[Dataset records]
________________________
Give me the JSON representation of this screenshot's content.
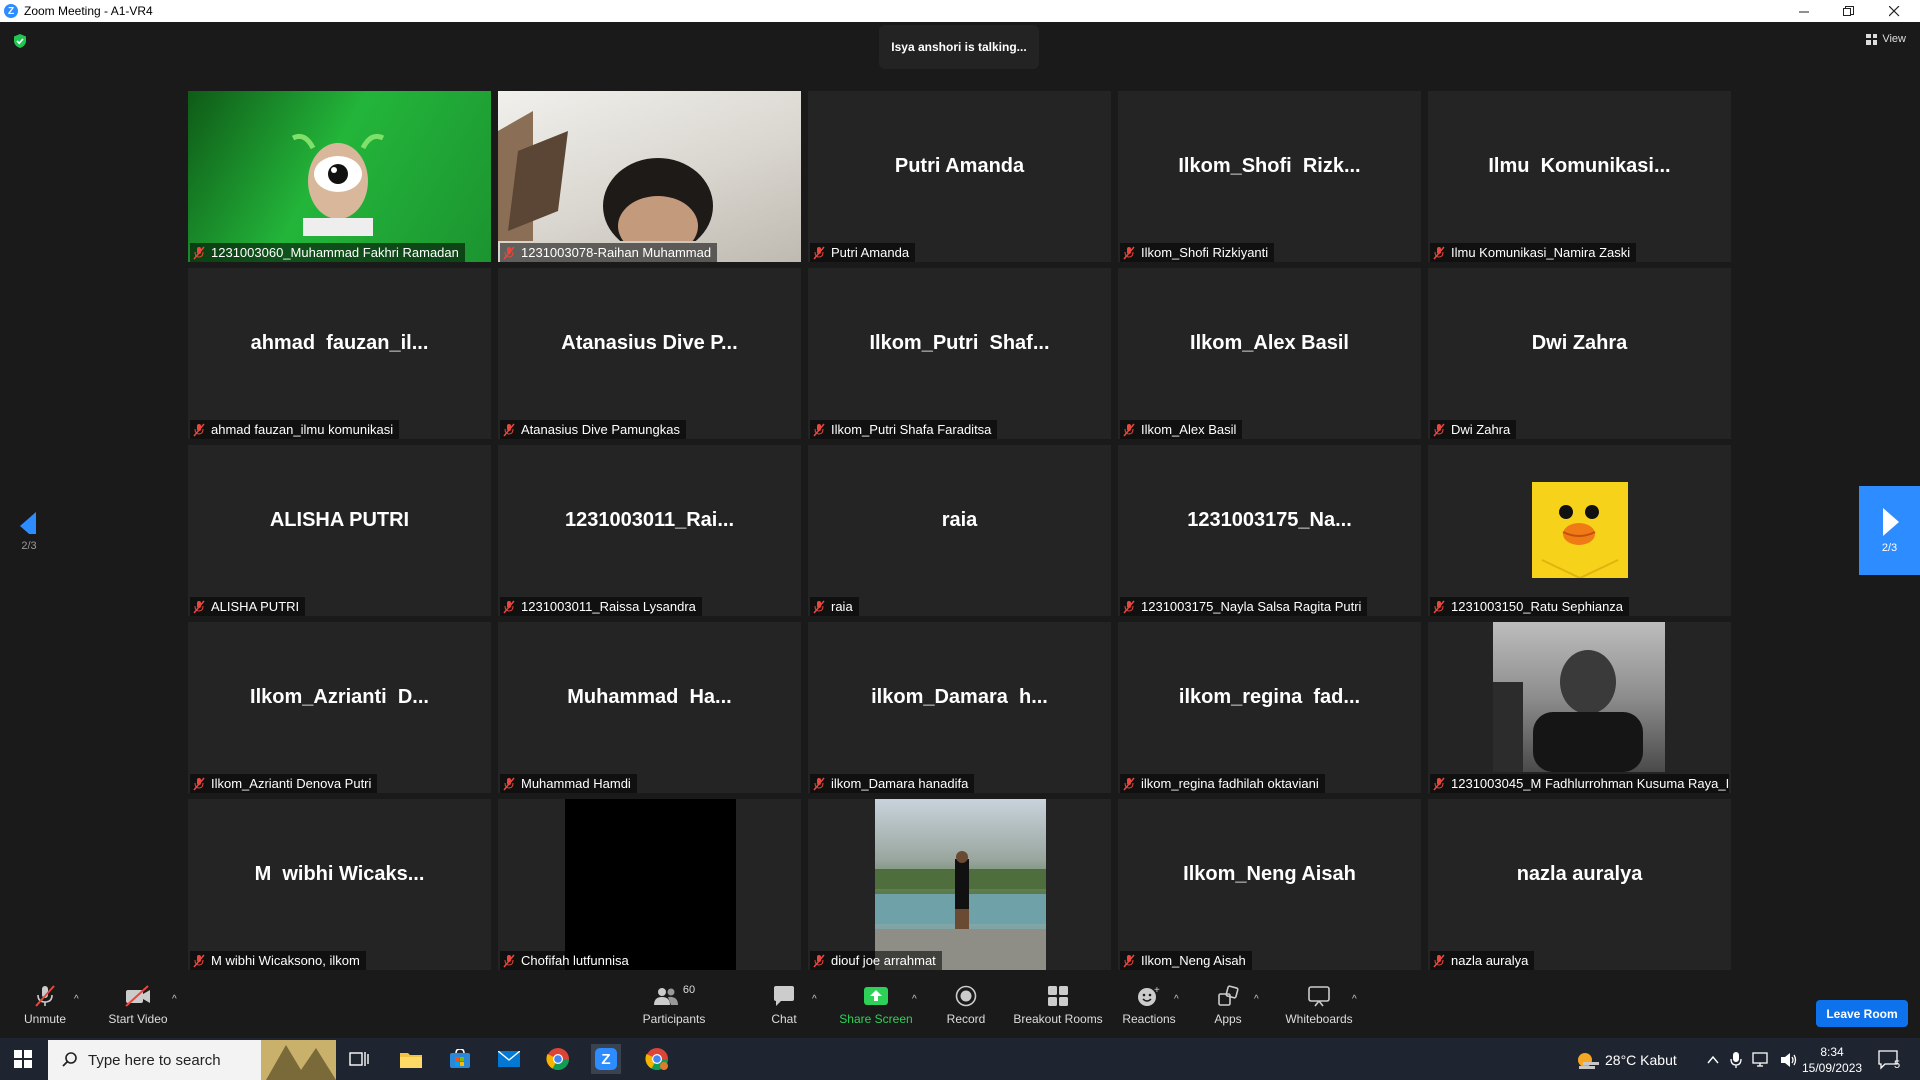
{
  "window": {
    "title": "Zoom Meeting - A1-VR4",
    "logo_letter": "Z"
  },
  "meeting": {
    "talking_banner": "Isya anshori is talking...",
    "view_label": "View",
    "page_left": "2/3",
    "page_right": "2/3"
  },
  "tiles": [
    {
      "big": "",
      "label": "1231003060_Muhammad Fakhri Ramadan"
    },
    {
      "big": "",
      "label": "1231003078-Raihan Muhammad"
    },
    {
      "big": "Putri Amanda",
      "label": "Putri Amanda"
    },
    {
      "big": "Ilkom_Shofi  Rizk...",
      "label": "Ilkom_Shofi Rizkiyanti"
    },
    {
      "big": "Ilmu  Komunikasi...",
      "label": "Ilmu Komunikasi_Namira Zaski"
    },
    {
      "big": "ahmad  fauzan_il...",
      "label": "ahmad fauzan_ilmu komunikasi"
    },
    {
      "big": "Atanasius Dive P...",
      "label": "Atanasius Dive Pamungkas"
    },
    {
      "big": "Ilkom_Putri  Shaf...",
      "label": "Ilkom_Putri Shafa Faraditsa"
    },
    {
      "big": "Ilkom_Alex Basil",
      "label": "Ilkom_Alex Basil"
    },
    {
      "big": "Dwi Zahra",
      "label": "Dwi Zahra"
    },
    {
      "big": "ALISHA PUTRI",
      "label": "ALISHA PUTRI"
    },
    {
      "big": "1231003011_Rai...",
      "label": "1231003011_Raissa Lysandra"
    },
    {
      "big": "raia",
      "label": "raia"
    },
    {
      "big": "1231003175_Na...",
      "label": "1231003175_Nayla Salsa Ragita Putri"
    },
    {
      "big": "",
      "label": "1231003150_Ratu Sephianza"
    },
    {
      "big": "Ilkom_Azrianti  D...",
      "label": "Ilkom_Azrianti Denova Putri"
    },
    {
      "big": "Muhammad  Ha...",
      "label": "Muhammad Hamdi"
    },
    {
      "big": "ilkom_Damara  h...",
      "label": "ilkom_Damara hanadifa"
    },
    {
      "big": "ilkom_regina  fad...",
      "label": "ilkom_regina fadhilah oktaviani"
    },
    {
      "big": "",
      "label": "1231003045_M Fadhlurrohman Kusuma Raya_I..."
    },
    {
      "big": "M  wibhi Wicaks...",
      "label": "M wibhi Wicaksono, ilkom"
    },
    {
      "big": "",
      "label": "Chofifah lutfunnisa"
    },
    {
      "big": "",
      "label": "diouf joe arrahmat"
    },
    {
      "big": "Ilkom_Neng Aisah",
      "label": "Ilkom_Neng Aisah"
    },
    {
      "big": "nazla auralya",
      "label": "nazla auralya"
    }
  ],
  "toolbar": {
    "unmute": "Unmute",
    "start_video": "Start Video",
    "participants": "Participants",
    "participants_count": "60",
    "chat": "Chat",
    "share_screen": "Share Screen",
    "record": "Record",
    "breakout_rooms": "Breakout Rooms",
    "reactions": "Reactions",
    "apps": "Apps",
    "whiteboards": "Whiteboards",
    "leave_room": "Leave Room",
    "share_color": "#2ed158",
    "leave_color": "#0e72ed"
  },
  "taskbar": {
    "search_placeholder": "Type here to search",
    "weather": "28°C  Kabut",
    "time": "8:34",
    "date": "15/09/2023",
    "notifications": "5"
  }
}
________________________
§ **What to do**: In the records above, find each line with the word "auralya" and copy it.

§ **Exercise response**:
      "big": "nazla auralya",
      "label": "nazla auralya"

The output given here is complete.